(Saved entries)
● ● ● ●

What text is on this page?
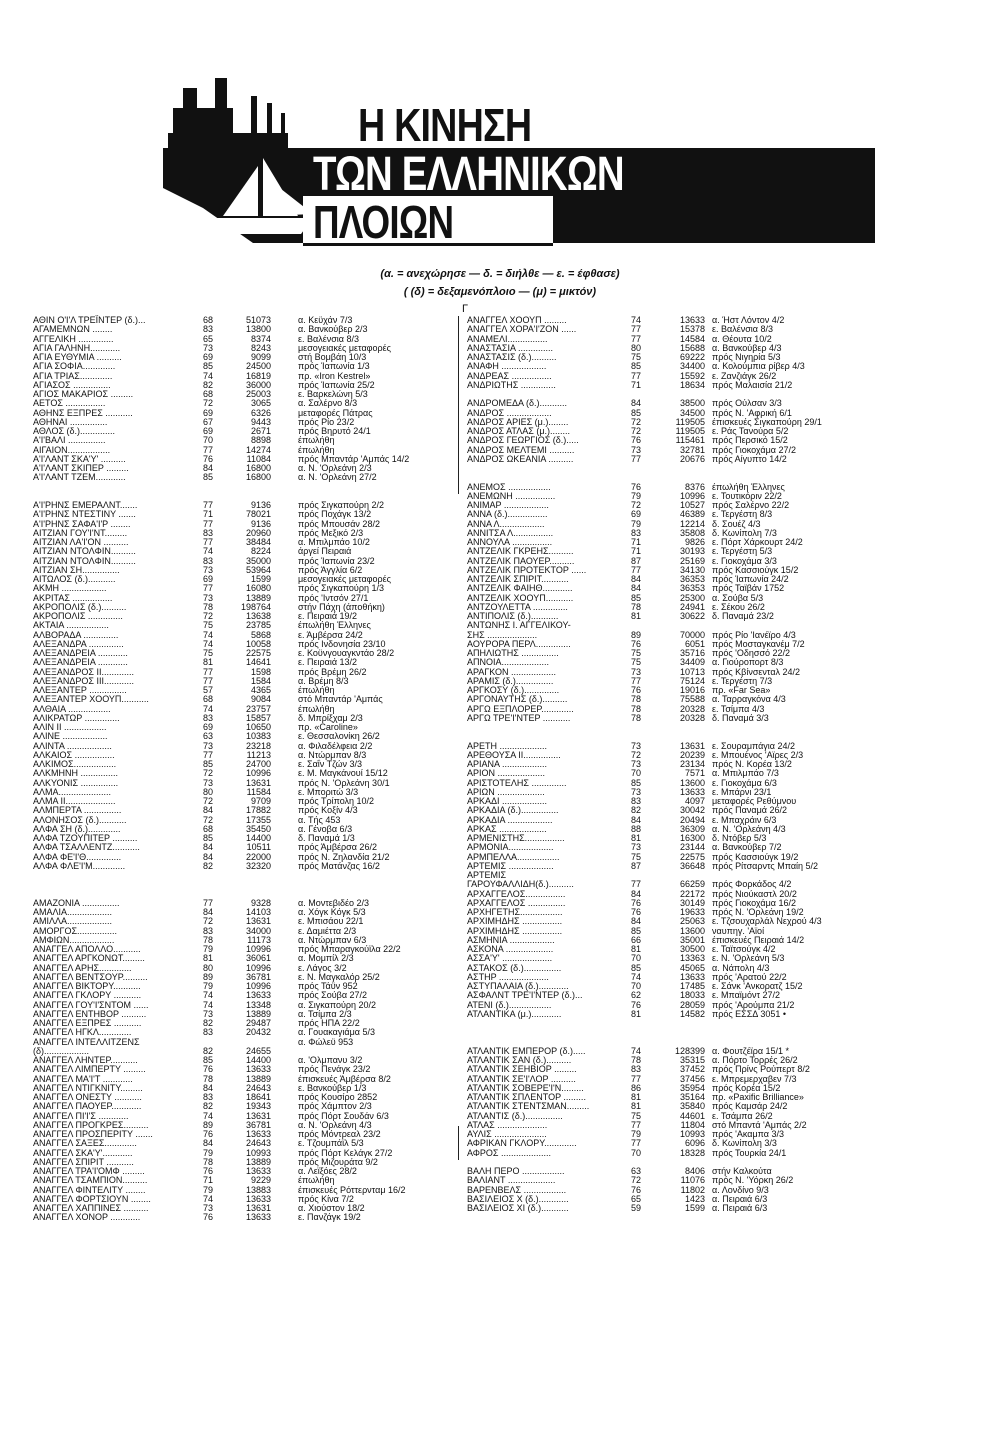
Η ΚΙΝΗΣΗ
ΤΩΝ ΕΛΛΗΝΙΚΩΝ
ΠΛΟΙΩΝ
(α. = ανεχώρησε — δ. = διήλθε — ε. = έφθασε)
( (δ) = δεξαμενόπλοιο — (μ) = μικτόν)
Γ
ΑΘΙΝ Ο'Ι'Λ ΤΡΕΪΝΤΕΡ (δ.)...	68	51073	α. Κεϋχάν 7/3
ΑΓΑΜΕΜΝΩΝ ........	83	13800	α. Βανκούβερ 2/3
ΑΓΓΕΛΙΚΗ ..............	65	8374	ε. Βαλένσια 8/3
ΑΓΙΑ ΓΑΛΗΝΗ............	73	8243	μεσογειακές μεταφορές
ΑΓΙΑ ΕΥΘΥΜΙΑ ..........	69	9099	στή Βομβάη 10/3
ΑΓΙΑ ΣΟΦΙΑ.............	85	24500	πρός Ίαπωνία 1/3
ΑΓΙΑ ΤΡΙΑΣ.............	74	16819	πρ. «Iron Kestrel»
ΑΓΙΑΣΟΣ ...............	82	36000	πρός Ίαπωνία 25/2
ΑΓΙΟΣ ΜΑΚΑΡΙΟΣ .........	68	25003	ε. Βαρκελώνη 5/3
ΑΕΤΟΣ ................	72	3065	α. Σαλέρνο 8/3
ΑΘΗΝΣ ΕΞΠΡΕΣ ...........	69	6326	μεταφορές Πάτρας
ΑΘΗΝΑΙ ...............	67	9443	πρός Ρίο 23/2
ΑΘΛΟΣ (δ.)..............	69	2671	πρός Βηρυτό 24/1
Α'Ι'ΒΑΛΙ ...............	70	8898	έπωλήθη
ΑΙΓΑΙΟΝ.................	77	14274	έπωλήθη
Α'Ι'ΛΑΝΤ ΣΚΑ'Υ' ..........	76	11084	πρός Μπαντάρ 'Αμπάς 14/2
Α'Ι'ΛΑΝΤ ΣΚΙΠΕΡ .........	84	16800	α. Ν. 'Ορλεάνη 2/3
Α'Ι'ΛΑΝΤ ΤΖΕΜ............	85	16800	α. Ν. 'Ορλεάνη 27/2
Α'Ι'ΡΗΝΣ ΕΜΕΡΑΛΝΤ.......	77	9136	πρός Σιγκαπούρη 2/2
Α'Ι'ΡΗΝΣ ΝΤΕΣΤΙΝΥ .......	71	78021	πρός Ποχάγκ 13/2
Α'Ι'ΡΗΝΣ ΣΑΦΑ'Ι'Ρ ........	77	9136	πρός Μπουσάν 28/2
ΑΙΤΖΙΑΝ ΓΟΥ'Ι'ΝΤ.........	83	20960	πρός Μεξικό 2/3
ΑΙΤΖΙΑΝ ΛΑ'Ι'ΟΝ ..........	77	38484	α. Μπιλμπάο 10/2
ΑΙΤΖΙΑΝ ΝΤΟΛΦΙΝ..........	74	8224	άργεί Πειραιά
ΑΙΤΖΙΑΝ ΝΤΟΛΦΙΝ..........	83	35000	πρός Ίαπωνία 23/2
ΑΙΤΖΙΑΝ ΣΗ...............	73	53964	πρός Άγγλία 6/2
ΑΙΤΩΛΟΣ (δ.)...........	69	1599	μεσογειακές μεταφορές
ΑΚΜΗ ..................	77	16080	πρός Σιγκαπούρη 1/3
ΑΚΡΙΤΑΣ ................	73	13889	πρός 'Ιντσόν 27/1
ΑΚΡΟΠΟΛΙΣ (δ.)..........	78	198764	στήν Πάχη (άποθήκη)
ΑΚΡΟΠΟΛΙΣ ..............	72	13638	ε. Πειραιά 19/2
ΑΚΤΑΙΑ .................	75	23785	έπωλήθη Έλληνες
ΑΛΒΟΡΑΔΑ ..............	74	5868	ε. Άμβέρσα 24/2
ΑΛΕΞΑΝΔΡΑ ..............	74	10058	πρός Ινδονησία 23/10
ΑΛΕΞΑΝΔΡΕΙΑ ............	75	22575	ε. Κοϋνγουαγκντάο 28/2
ΑΛΕΞΑΝΔΡΕΙΑ ............	81	14641	ε. Πειραιά 13/2
ΑΛΕΞΑΝΔΡΟΣ II.............	77	1598	πρός Βρέμη 26/2
ΑΛΕΞΑΝΔΡΟΣ III............	77	1584	α. Βρέμη 8/3
ΑΛΕΞΑΝΤΕΡ ...............	57	4365	έπωλήθη
ΑΛΕΞΑΝΤΕΡ ΧΟΟΥΠ...........	68	9084	στό Μπαντάρ 'Αμπάς
ΑΛΘΑΙΑ .................	74	23757	έπωλήθη
ΑΛΙΚΡΑΤΩΡ ..............	83	15857	δ. Μπρίξχαμ 2/3
ΑΛΙΝ II .................	69	10650	πρ. «Caroline»
ΑΛΙΝΕ ..................	63	10383	ε. Θεσσαλονίκη 26/2
ΑΛΙΝΤΑ ..................	73	23218	α. Φιλαδέλφεια 2/2
ΑΛΚΑΙΟΣ ................	77	11213	α. Ντώρμπαν 8/3
ΑΛΚΙΜΟΣ.................	85	24700	ε. Σαΐν Τζών 3/3
ΑΛΚΜΗΝΗ ...............	72	10996	ε. Μ. Μαγκάνουί 15/12
ΑΛΚΥΟΝΙΣ ...............	73	13631	πρός Ν. 'Ορλεάνη 30/1
ΑΛΜΑ.....................	80	11584	ε. Μποριτώ 3/3
ΑΛΜΑ II....................	72	9709	πρός Τρίπολη 10/2
ΑΛΜΠΕΡΤΑ ...............	84	17882	πρός Κοξίν 4/3
ΑΛΟΝΗΣΟΣ (δ.)...........	72	17355	α. Τής 453
ΑΛΦΑ ΣΗ (δ.).............	68	35450	α. Γένοβα 6/3
ΑΛΦΑ ΤΖΟΥΠΙΤΕΡ ..........	85	14400	δ. Παναμά 1/3
ΑΛΦΑ ΤΣΑΛΛΕΝΤΖ...........	84	10511	πρός Άμβέρσα 26/2
ΑΛΦΑ ΦΕ'Ι'Θ..............	84	22000	πρός Ν. Ζηλανδία 21/2
ΑΛΦΑ ΦΛΕ'Ι'Μ.............	82	32320	πρός Ματάνζας 16/2
ΑΜΑΖΟΝΙΑ ...............	77	9328	α. Μοντεβιδέο 2/3
ΑΜΑΛΙΑ..................	84	14103	α. Χόγκ Κόγκ 5/3
ΑΜΙΛΛΑ..................	72	13631	ε. Μπισάου 22/1
ΑΜΟΡΓΟΣ................	83	34000	ε. Δαμιέττα 2/3
ΑΜΦΙΩΝ..................	78	11173	α. Ντώρμπαν 6/3
ΑΝΑΓΓΕΛ ΑΠΟΛΛΟ...........	79	10996	πρός Μπαραγκούϊλα 22/2
ΑΝΑΓΓΕΛ ΑΡΓΚΟΝΩΤ.........	81	36061	α. Μομπίλ 2/3
ΑΝΑΓΓΕΛ ΑΡΗΣ.............	80	10996	ε. Λάγος 3/2
ΑΝΑΓΓΕΛ ΒΕΝΤΣΟΥΡ..........	89	36781	ε. Ν. Μαγκαλόρ 25/2
ΑΝΑΓΓΕΛ ΒΙΚΤΟΡΥ...........	79	10996	πρός Τάϋν 952
ΑΝΑΓΓΕΛ ΓΚΛΟΡΥ ...........	74	13633	πρός Σούβα 27/2
ΑΝΑΓΓΕΛ ΓΟΥ'Ι'ΣΝΤΟΜ ......	74	13348	α. Σιγκαπούρη 20/2
ΑΝΑΓΓΕΛ ΕΝΤΗΒΟΡ ..........	73	13889	α. Τσίμπα 2/3
ΑΝΑΓΓΕΛ ΕΞΠΡΕΣ ...........	82	29487	πρός ΗΠΑ 22/2
ΑΝΑΓΓΕΛ ΗΓΚΛ.............	83	20432	α. Γουακαγιάμα 5/3
ΑΝΑΓΓΕΛ ΙΝΤΕΛΛΙΤΖΕΝΣ	α. Φώλεϋ 953
(δ)..................	82	24655
ΑΝΑΓΓΕΛ ΛΗΝΤΕΡ...........	85	14400	α. 'Ολμπανυ 3/2
ΑΝΑΓΓΕΛ ΛΙΜΠΕΡΤΥ .........	76	13633	πρός Πενάγκ 23/2
ΑΝΑΓΓΕΛ ΜΑ'Ι'Τ ............	78	13889	έπισκευές Άμβέρσα 8/2
ΑΝΑΓΓΕΛ ΝΤΙΓΚΝΙΤΥ.........	84	24643	ε. Βανκούβερ 1/3
ΑΝΑΓΓΕΛ ΟΝΕΣΤΥ ...........	83	18641	πρός Κουσίρο 2852
ΑΝΑΓΓΕΛ ΠΑΟΥΕΡ............	82	19343	πρός Χάμπτον 2/3
ΑΝΑΓΓΕΛ ΠΙ'Ι'Σ ............	74	13631	πρός Πόρτ Σουδάν 6/3
ΑΝΑΓΓΕΛ ΠΡΟΓΚΡΕΣ..........	89	36781	α. Ν. 'Ορλεάνη 4/3
ΑΝΑΓΓΕΛ ΠΡΟΣΠΕΡΙΤΥ .......	76	13633	πρός Μόντρεαλ 23/2
ΑΝΑΓΓΕΛ ΣΑΞΕΣ.............	84	24643	ε. Τζουμπάϊλ 5/3
ΑΝΑΓΓΕΛ ΣΚΑ'Υ'............	79	10993	πρός Πόρτ Κελάγκ 27/2
ΑΝΑΓΓΕΛ ΣΠΙΡΙΤ ...........	78	13889	πρός Μιζουράτα 9/2
ΑΝΑΓΓΕΛ ΤΡΑ'Ι'ΟΜΦ .........	76	13633	α. Λεϊξόες 28/2
ΑΝΑΓΓΕΛ ΤΣΑΜΠΙΟΝ..........	71	9229	έπωλήθη
ΑΝΑΓΓΕΛ ΦΙΝΤΕΛΙΤΥ ........	79	13883	έπισκευές Ρόττερνταμ 16/2
ΑΝΑΓΓΕΛ ΦΟΡΤΣΙΟΥΝ ........	74	13633	πρός Κίνα 7/2
ΑΝΑΓΓΕΛ ΧΑΠΠΙΝΕΣ ..........	73	13631	α. Χιούστον 18/2
ΑΝΑΓΓΕΛ ΧΟΝΟΡ ............	76	13633	ε. Πανζάγκ 19/2
ΑΝΑΓΓΕΛ ΧΟΟΥΠ .........	74	13633 α. Ήστ Λόντον 4/2
ΑΝΑΓΓΕΛ ΧΟΡΑ'Ι'ΖΟΝ ......	77	15378 ε. Βαλένσια 8/3
ΑΝΑΜΕΛΙ................	77	14584 α. Θέουτα 10/2
ΑΝΑΣΤΑΣΙΑ ..............	80	15688 α. Βανκούβερ 4/3
ΑΝΑΣΤΑΣΙΣ (δ.)..........	75	69222 πρός Νιγηρία 5/3
ΑΝΑΦΗ ..................	85	34400 α. Κολούμπια ρίβερ 4/3
ΑΝΔΡΕΑΣ ................	77	15592 ε. Ζανζιάγκ 26/2
ΑΝΔΡΙΩΤΗΣ ..............	71	18634 πρός Μαλαισία 21/2
ΑΝΔΡΟΜΕΔΑ (δ.)...........	84	38500 πρός Ούλσαν 3/3
ΑΝΔΡΟΣ ..................	85	34500 πρός Ν. 'Αφρική 6/1
ΑΝΔΡΟΣ ΑΡΙΕΣ (μ.)........	72	119505 έπισκευές Σιγκαπούρη 29/1
ΑΝΔΡΟΣ ΑΤΛΑΣ (μ.)........	72	119505 ε. Ράς Τανούρα 5/2
ΑΝΔΡΟΣ ΓΕΩΡΓΙΟΣ (δ.).....	76	115461 πρός Περσικό 15/2
ΑΝΔΡΟΣ ΜΕΛΤΕΜΙ ..........	73	32781 πρός Γιοκοχάμα 27/2
ΑΝΔΡΟΣ ΩΚΕΑΝΙΑ ..........	77	20676 πρός Αίγυπτο 14/2
ΑΝΕΜΟΣ .................	76	8376 έπωλήθη Έλληνες
ΑΝΕΜΩΝΗ ................	79	10996 ε. Τουτικόριν 22/2
ΑΝΙΜΑΡ ..................	72	10527 πρός Σαλέρνο 22/2
ΑΝΝΑ (δ.)................	69	46389 ε. Τεργέστη 8/3
ΑΝΝΑ Λ..................	79	12214 δ. Σουέζ 4/3
ΑΝΝΙΤΣΑ Λ................	83	35808 δ. Κωνίπολη 7/3
ΑΝΝΟΥΛΑ ................	71	9826 ε. Πόρτ Χάρκουρτ 24/2
ΑΝΤΖΕΛΙΚ ΓΚΡΕΗΣ..........	71	30193 ε. Τεργέστη 5/3
ΑΝΤΖΕΛΙΚ ΠΑΟΥΕΡ..........	87	25169 ε. Γιοκοχάμα 3/3
ΑΝΤΖΕΛΙΚ ΠΡΟΤΕΚΤΟΡ ......	77	34130 πρός Κασσιούγκ 15/2
ΑΝΤΖΕΛΙΚ ΣΠΙΡΙΤ...........	84	36353 πρός Ίαπωνία 24/2
ΑΝΤΖΕΛΙΚ ΦΑΙΗΘ............	84	36353 πρός Ταϊβάν 1752
ΑΝΤΖΕΛΙΚ ΧΟΟΥΠ...........	85	25300 α. Σούβα 5/3
ΑΝΤΖΟΥΛΕΤΤΑ ..............	78	24941 ε. Σέκου 26/2
ΑΝΤΙΠΟΛΙΣ (δ.)...........	81	30622 δ. Παναμά 23/2
ΑΝΤΩΝΗΣ Ι. ΑΓΓΕΛΙΚΟΥ-
ΣΗΣ ....................	89	70000 πρός Ρίο 'Ιανέϊρο 4/3
ΑΟΥΡΟΡΑ ΠΕΡΛ..............	76	6051 πρός Μοσταγκανέμ 7/2
ΑΠΗΛΙΩΤΗΣ ...............	75	35716 πρός 'Οδησσό 22/2
ΑΠΝΟΙΑ...................	75	34409 α. Γιούροπορτ 8/3
ΑΡΑΓΚΟΝ ..................	73	10713 πρός Κβίνσενταλ 24/2
ΑΡΑΜΙΣ (δ.)...............	77	75124 ε. Τεργέστη 7/3
ΑΡΓΚΟΣΥ (δ.)..............	76	19016 πρ. «Far Sea»
ΑΡΓΟΝΑΥΤΗΣ (δ.)..........	78	75588 α. Ταρραγκόνα 4/3
ΑΡΓΩ ΕΞΠΛΟΡΕΡ.............	78	20328 ε. Τσίμπα 4/3
ΑΡΓΩ ΤΡΕ'Ι'ΝΤΕΡ ...........	78	20328 δ. Παναμά 3/3
ΑΡΕΤΗ ...................	73	13631 ε. Σουραμπάγια 24/2
ΑΡΕΘΟΥΣΑ II...............	72	20239 ε. Μπουένος 'Αϊρες 2/3
ΑΡΙΑΝΑ ..................	73	23134 πρός Ν. Κορέα 13/2
ΑΡΙΟΝ ...................	70	7571 α. Μπιλμπάο 7/3
ΑΡΙΣΤΟΤΕΛΗΣ ..............	85	13600 ε. Γιοκοχάμα 6/3
ΑΡΙΩΝ ...................	73	13633 ε. Μπάρνι 23/1
ΑΡΚΑΔΙ ..................	83	4097 μεταφορές Ρεθύμνου
ΑΡΚΑΔΙΑ (δ.)...............	82	30042 πρός Παναμά 26/2
ΑΡΚΑΔΙΑ ..................	84	20494 ε. Μπαχράιν 6/3
ΑΡΚΑΣ ...................	88	36309 α. Ν. 'Ορλεάνη 4/3
ΑΡΜΕΝΙΣΤΗΣ................	81	16300 δ. Ντόβερ 5/3
ΑΡΜΟΝΙΑ..................	73	23144 α. Βανκούβερ 7/2
ΑΡΜΠΕΛΛΑ.................	75	22575 πρός Κασσιούγκ 19/2
ΑΡΤΕΜΙΣ ..................	87	36648 πρός Ρίτσαρντς Μπαίη 5/2
ΑΡΤΕΜΙΣ
ΓΑΡΟΥΦΑΛΛΙΔΗ(δ.)..........	77	66259 πρός Φορκάδος 4/2
ΑΡΧΑΓΓΕΛΟΣ................	84	22172 πρός Νιούκαστλ 20/2
ΑΡΧΑΓΓΕΛΟΣ ...............	76	30149 πρός Γιοκοχάμα 16/2
ΑΡΧΗΓΕΤΗΣ.................	76	19633 πρός Ν. 'Ορλεάνη 19/2
ΑΡΧΙΜΗΔΗΣ ................	84	25063 ε. Τζσουχαρλάλ Νεχρού 4/3
ΑΡΧΙΜΗΔΗΣ ................	85	13600 ναυπηγ. 'Αϊοί
ΑΣΜΗΝΙΑ ..................	66	35001 έπισκευές Πειραιά 14/2
ΑΣΚΟΝΑ ...................	81	30500 ε. Ταϊτσούγκ 4/2
ΑΣΣΑ'Υ' ....................	70	13363 ε. Ν. 'Ορλεάνη 5/3
ΑΣΤΑΚΟΣ (δ.)...............	85	45065 α. Νάπολη 4/3
ΑΣΤΗΡ ....................	74	13633 πρός 'Αρατού 22/2
ΑΣΤΥΠΑΛΑΙΑ (δ.)............	70	17485 ε. Σάνκ 'Ανκορατζ 15/2
ΑΣΦΑΛΝΤ ΤΡΕ'Ι'ΝΤΕΡ (δ.)...	62	18033 ε. Μπαϊμόντ 27/2
ΑΤΕΝΙ (δ.).................	76	28059 πρός 'Αρούμπα 21/2
ΑΤΛΑΝΤΙΚΑ (μ.)............	81	14582 πρός ΕΣΣΔ 3051 •
ΑΤΛΑΝΤΙΚ ΕΜΠΕΡΟΡ (δ.).....	74	128399 α. Φουτζέϊρα 15/1 *
ΑΤΛΑΝΤΙΚ ΣΑΝ (δ.)..........	78	35315 α. Πόρτο Τορρές 26/2
ΑΤΛΑΝΤΙΚ ΣΕΗΒΙΟΡ .........	83	37452 πρός Πρίνς Ρούπερτ 8/2
ΑΤΛΑΝΤΙΚ ΣΕ'Ι'ΛΟΡ ..........	77	37456 ε. Μπρεμερχαβεν 7/3
ΑΤΛΑΝΤΙΚ ΣΟΒΕΡΕ'Ι'Ν.........	86	35954 πρός Κορέα 15/2
ΑΤΛΑΝΤΙΚ ΣΠΛΕΝΤΟΡ .........	81	35164 πρ. «Paxific Brilliance»
ΑΤΛΑΝΤΙΚ ΣΤΕΝΤΣΜΑΝ.........	81	35840 πρός Καμσάρ 24/2
ΑΤΛΑΝΤΙΣ (δ.)...............	75	44601 ε. Τσάμπα 26/2
ΑΤΛΑΣ ....................	77	11804 στό Μπαντά 'Αμπάς 2/2
ΑΥΛΙΣ .....................	79	10993 πρός 'Ακαμπα 3/3
ΑΦΡΙΚΑΝ ΓΚΛΟΡΥ.............	77	6096 δ. Κωνίπολη 3/3
ΑΦΡΟΣ ....................	70	18328 πρός Τουρκία 24/1
ΒΑΛΗ ΠΕΡΟ .................	63	8406 στήν Καλκούτα
ΒΑΛΙΑΝΤ ...................	72	11076 πρός Ν. 'Υόρκη 26/2
ΒΑΡΕΝΒΕΛΣ .................	76	11802 α. Λονδίνο 9/3
ΒΑΣΙΛΕΙΟΣ Χ (δ.)............	65	1423 α. Πειραιά 6/3
ΒΑΣΙΛΕΙΟΣ ΧΙ (δ.)...........	59	1599 α. Πειραιά 6/3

● ● ● ●

** Written instruction **
Search the lines above for the string "ΡΗΝΣ", then show every one that has it.

** Full output **
Α'Ι'ΡΗΝΣ ΕΜΕΡΑΛΝΤ.......	77	9136	πρός Σιγκαπούρη 2/2
Α'Ι'ΡΗΝΣ ΝΤΕΣΤΙΝΥ .......	71	78021	πρός Ποχάγκ 13/2
Α'Ι'ΡΗΝΣ ΣΑΦΑ'Ι'Ρ ........	77	9136	πρός Μπουσάν 28/2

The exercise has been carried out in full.